• _WHAT YOU ARE ASKED TO DO_
Render everything from the line containing "Extract all elements" down to the line containing "- tablet-active-area: [828, 243, 959, 327]" as a two-column CSV with the headers instruction and output. Give one row per instruction, with its text and its answer each in a single quoted field and line breaks replaced by spaces.

======== INPUT DATA ========

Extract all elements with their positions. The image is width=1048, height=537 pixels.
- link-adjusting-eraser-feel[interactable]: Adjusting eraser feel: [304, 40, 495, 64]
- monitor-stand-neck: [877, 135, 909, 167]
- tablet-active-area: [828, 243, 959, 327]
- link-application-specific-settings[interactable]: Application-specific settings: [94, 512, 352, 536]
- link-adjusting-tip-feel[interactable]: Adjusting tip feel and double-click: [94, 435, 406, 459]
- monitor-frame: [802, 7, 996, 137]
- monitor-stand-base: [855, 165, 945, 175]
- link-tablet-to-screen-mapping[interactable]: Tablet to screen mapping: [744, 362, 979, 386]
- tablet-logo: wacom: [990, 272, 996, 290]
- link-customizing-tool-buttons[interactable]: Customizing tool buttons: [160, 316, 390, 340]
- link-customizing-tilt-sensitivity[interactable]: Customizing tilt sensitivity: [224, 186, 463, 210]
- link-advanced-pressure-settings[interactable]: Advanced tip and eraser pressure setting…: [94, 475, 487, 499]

========
======== INPUT DATA ========

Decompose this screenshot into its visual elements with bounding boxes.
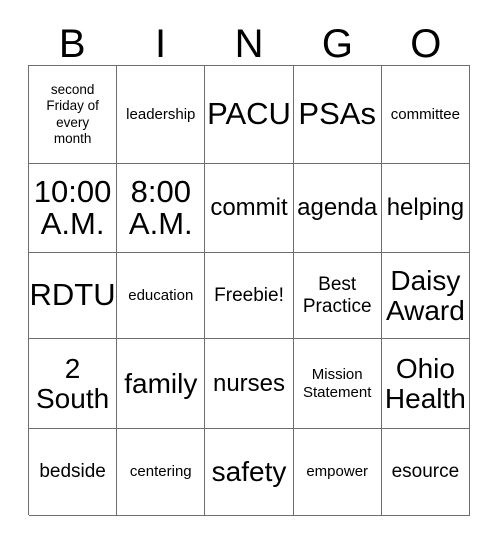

========
======== INPUT DATA ========

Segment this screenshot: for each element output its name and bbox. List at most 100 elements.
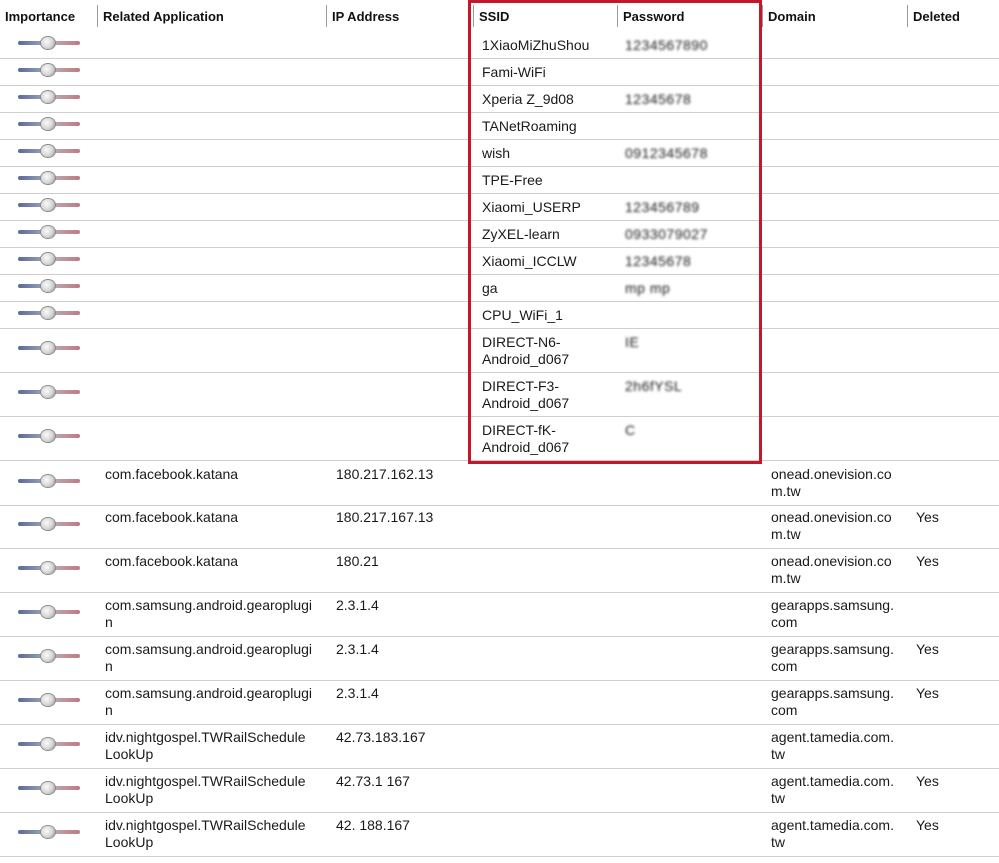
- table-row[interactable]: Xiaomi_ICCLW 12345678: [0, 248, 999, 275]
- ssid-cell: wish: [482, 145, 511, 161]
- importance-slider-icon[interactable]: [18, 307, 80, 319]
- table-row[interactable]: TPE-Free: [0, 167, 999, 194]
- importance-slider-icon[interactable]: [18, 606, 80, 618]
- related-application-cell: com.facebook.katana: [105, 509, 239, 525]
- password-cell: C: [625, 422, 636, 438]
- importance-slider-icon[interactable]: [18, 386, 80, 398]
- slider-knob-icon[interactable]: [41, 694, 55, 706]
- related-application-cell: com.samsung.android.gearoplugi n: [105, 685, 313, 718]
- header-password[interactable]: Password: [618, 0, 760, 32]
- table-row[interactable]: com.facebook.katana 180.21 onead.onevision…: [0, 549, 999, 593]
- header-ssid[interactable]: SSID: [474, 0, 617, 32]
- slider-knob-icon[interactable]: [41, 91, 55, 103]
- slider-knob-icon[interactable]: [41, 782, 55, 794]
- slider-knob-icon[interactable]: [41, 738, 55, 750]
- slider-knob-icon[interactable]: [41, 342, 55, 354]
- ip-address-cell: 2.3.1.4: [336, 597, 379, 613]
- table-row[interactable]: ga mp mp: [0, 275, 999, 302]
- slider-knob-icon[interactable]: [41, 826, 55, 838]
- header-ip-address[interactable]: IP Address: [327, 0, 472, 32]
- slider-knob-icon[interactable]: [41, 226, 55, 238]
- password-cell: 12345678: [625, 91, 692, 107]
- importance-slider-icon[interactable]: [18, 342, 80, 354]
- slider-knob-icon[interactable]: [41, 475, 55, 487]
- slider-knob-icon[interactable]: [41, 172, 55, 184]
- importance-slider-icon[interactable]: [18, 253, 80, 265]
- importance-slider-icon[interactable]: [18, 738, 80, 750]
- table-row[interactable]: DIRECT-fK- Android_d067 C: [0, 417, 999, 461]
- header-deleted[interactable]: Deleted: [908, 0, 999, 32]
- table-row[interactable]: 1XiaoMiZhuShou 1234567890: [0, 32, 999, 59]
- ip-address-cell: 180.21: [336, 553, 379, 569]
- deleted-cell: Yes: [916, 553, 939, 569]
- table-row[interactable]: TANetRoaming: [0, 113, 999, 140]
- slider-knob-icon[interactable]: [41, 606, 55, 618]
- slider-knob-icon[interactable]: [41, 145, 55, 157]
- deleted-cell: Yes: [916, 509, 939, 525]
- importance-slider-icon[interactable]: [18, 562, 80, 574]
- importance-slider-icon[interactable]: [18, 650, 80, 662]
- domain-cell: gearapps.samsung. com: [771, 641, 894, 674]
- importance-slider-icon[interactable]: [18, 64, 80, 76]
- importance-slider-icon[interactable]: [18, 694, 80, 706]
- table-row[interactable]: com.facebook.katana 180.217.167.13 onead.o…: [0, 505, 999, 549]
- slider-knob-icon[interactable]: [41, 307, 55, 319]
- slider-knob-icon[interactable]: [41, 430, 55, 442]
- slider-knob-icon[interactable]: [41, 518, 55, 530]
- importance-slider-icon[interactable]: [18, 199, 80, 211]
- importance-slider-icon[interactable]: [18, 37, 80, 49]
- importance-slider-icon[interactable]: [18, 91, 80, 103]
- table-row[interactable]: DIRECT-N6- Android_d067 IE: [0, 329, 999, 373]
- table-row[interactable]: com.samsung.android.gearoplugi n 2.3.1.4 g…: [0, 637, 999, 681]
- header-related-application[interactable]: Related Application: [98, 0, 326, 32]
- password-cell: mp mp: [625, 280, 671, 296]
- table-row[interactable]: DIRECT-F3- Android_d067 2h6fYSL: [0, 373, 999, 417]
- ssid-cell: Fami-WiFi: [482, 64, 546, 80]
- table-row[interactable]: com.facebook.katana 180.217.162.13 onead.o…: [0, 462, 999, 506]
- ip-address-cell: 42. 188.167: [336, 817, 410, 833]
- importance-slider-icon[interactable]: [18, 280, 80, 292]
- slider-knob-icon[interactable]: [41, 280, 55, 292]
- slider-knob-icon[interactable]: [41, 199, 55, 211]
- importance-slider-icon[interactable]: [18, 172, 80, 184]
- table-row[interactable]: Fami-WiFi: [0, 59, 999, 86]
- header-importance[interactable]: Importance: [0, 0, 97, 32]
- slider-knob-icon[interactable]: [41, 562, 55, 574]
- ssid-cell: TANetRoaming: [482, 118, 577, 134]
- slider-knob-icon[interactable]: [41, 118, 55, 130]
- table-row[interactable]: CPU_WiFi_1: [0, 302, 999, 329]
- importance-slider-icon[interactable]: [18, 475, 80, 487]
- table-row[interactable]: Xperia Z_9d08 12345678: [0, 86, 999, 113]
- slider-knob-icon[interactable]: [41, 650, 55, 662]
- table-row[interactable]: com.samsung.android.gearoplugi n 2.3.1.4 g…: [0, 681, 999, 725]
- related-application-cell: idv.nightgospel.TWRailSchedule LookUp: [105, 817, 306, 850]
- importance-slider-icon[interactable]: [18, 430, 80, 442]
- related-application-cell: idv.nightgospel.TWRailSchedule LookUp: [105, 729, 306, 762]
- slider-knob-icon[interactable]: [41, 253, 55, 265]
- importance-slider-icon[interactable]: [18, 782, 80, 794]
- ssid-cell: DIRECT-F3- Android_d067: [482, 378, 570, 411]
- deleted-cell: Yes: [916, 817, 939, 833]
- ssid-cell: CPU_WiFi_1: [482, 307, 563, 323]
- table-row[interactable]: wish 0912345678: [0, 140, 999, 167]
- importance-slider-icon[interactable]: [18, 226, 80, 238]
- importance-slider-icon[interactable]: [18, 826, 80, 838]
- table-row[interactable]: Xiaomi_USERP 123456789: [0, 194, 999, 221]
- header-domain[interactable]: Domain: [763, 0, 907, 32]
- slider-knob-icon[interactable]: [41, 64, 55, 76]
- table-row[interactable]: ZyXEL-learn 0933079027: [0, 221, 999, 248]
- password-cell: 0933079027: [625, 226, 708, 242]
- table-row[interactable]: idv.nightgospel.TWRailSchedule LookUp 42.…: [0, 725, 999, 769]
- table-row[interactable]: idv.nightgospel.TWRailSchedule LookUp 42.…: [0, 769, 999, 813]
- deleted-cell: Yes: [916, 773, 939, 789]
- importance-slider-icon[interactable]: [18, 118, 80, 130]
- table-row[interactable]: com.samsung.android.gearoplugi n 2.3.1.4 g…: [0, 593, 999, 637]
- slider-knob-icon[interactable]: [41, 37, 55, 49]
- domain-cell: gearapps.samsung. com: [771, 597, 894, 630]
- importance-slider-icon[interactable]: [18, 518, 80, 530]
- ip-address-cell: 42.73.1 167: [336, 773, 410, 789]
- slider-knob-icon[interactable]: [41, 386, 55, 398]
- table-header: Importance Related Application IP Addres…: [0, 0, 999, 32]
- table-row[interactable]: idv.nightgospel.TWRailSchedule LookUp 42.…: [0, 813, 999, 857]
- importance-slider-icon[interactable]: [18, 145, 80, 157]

========

• _RESULT BELOW_
instruction,output
"Extract all elements with their positions. The image is width=1048, height=537 pixels.","- link-adjusting-eraser-feel[interactable]: Adjusting eraser feel: [304, 40, 495, 64] - monitor-stand-neck: [877, 135, 909, 167] - tablet-active-area: [828, 243, 959, 327]"